** BEGIN **
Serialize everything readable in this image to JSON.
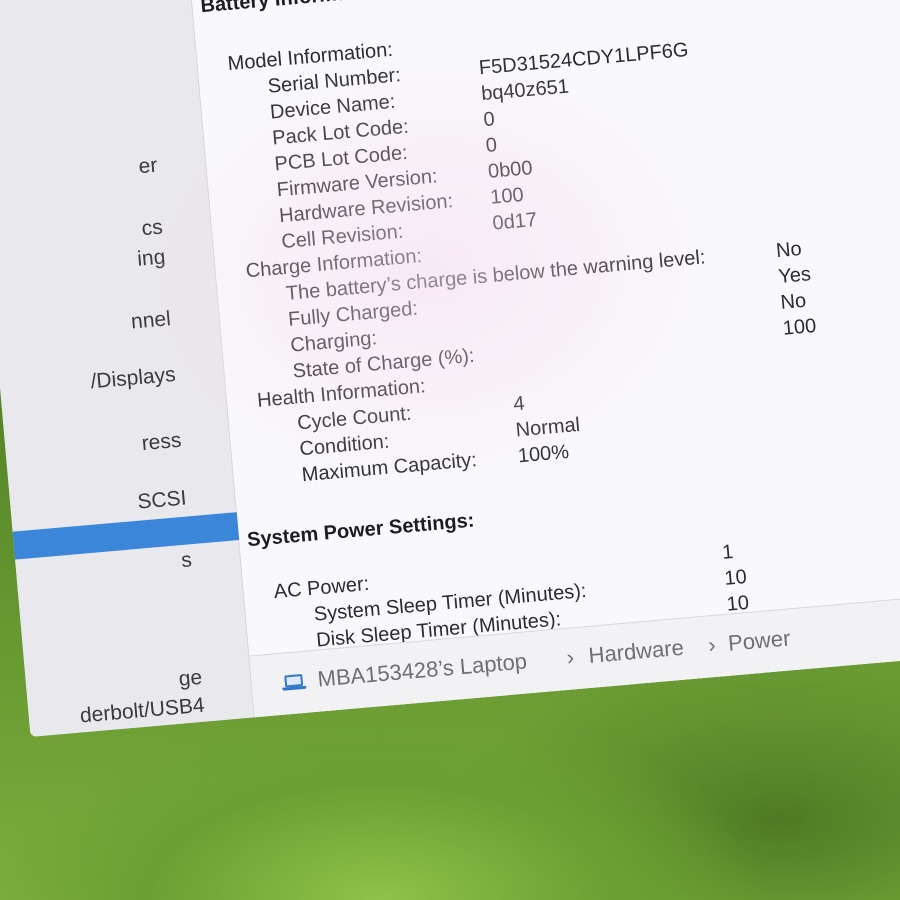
{
  "sidebar": {
    "items": [
      {
        "label": "er"
      },
      {
        "label": "cs"
      },
      {
        "label": "ing"
      },
      {
        "label": "nnel"
      },
      {
        "label": "/Displays"
      },
      {
        "label": "ress"
      },
      {
        "label": "SCSI"
      },
      {
        "label": ""
      },
      {
        "label": "s"
      },
      {
        "label": "ge"
      },
      {
        "label": "derbolt/USB4"
      }
    ],
    "selected_index": 7
  },
  "battery": {
    "title": "Battery Information:",
    "model_header": "Model Information:",
    "model": [
      {
        "key": "Serial Number:",
        "value": "F5D31524CDY1LPF6G"
      },
      {
        "key": "Device Name:",
        "value": "bq40z651"
      },
      {
        "key": "Pack Lot Code:",
        "value": "0"
      },
      {
        "key": "PCB Lot Code:",
        "value": "0"
      },
      {
        "key": "Firmware Version:",
        "value": "0b00"
      },
      {
        "key": "Hardware Revision:",
        "value": "100"
      },
      {
        "key": "Cell Revision:",
        "value": "0d17"
      }
    ],
    "charge_header": "Charge Information:",
    "charge": [
      {
        "key": "The battery’s charge is below the warning level:",
        "value": "No"
      },
      {
        "key": "Fully Charged:",
        "value": "Yes"
      },
      {
        "key": "Charging:",
        "value": "No"
      },
      {
        "key": "State of Charge (%):",
        "value": "100"
      }
    ],
    "health_header": "Health Information:",
    "health": [
      {
        "key": "Cycle Count:",
        "value": "4"
      },
      {
        "key": "Condition:",
        "value": "Normal"
      },
      {
        "key": "Maximum Capacity:",
        "value": "100%"
      }
    ]
  },
  "power": {
    "title": "System Power Settings:",
    "ac_header": "AC Power:",
    "ac_value": "1",
    "rows": [
      {
        "key": "System Sleep Timer (Minutes):",
        "value": "10"
      },
      {
        "key": "Disk Sleep Timer (Minutes):",
        "value": "10"
      }
    ]
  },
  "path_bar": {
    "device": "MBA153428’s Laptop",
    "sep1": "›",
    "section": "Hardware",
    "sep2": "›",
    "page": "Power"
  },
  "colors": {
    "selection": "#3b86d8",
    "wallpaper_green": "#6aa032"
  },
  "icons": {
    "path_device": "laptop-icon"
  }
}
** END **
● What is asked: Looking at the records above, say how many lines hold the string "System". Write nothing but the number.

● Answer to this problem: 2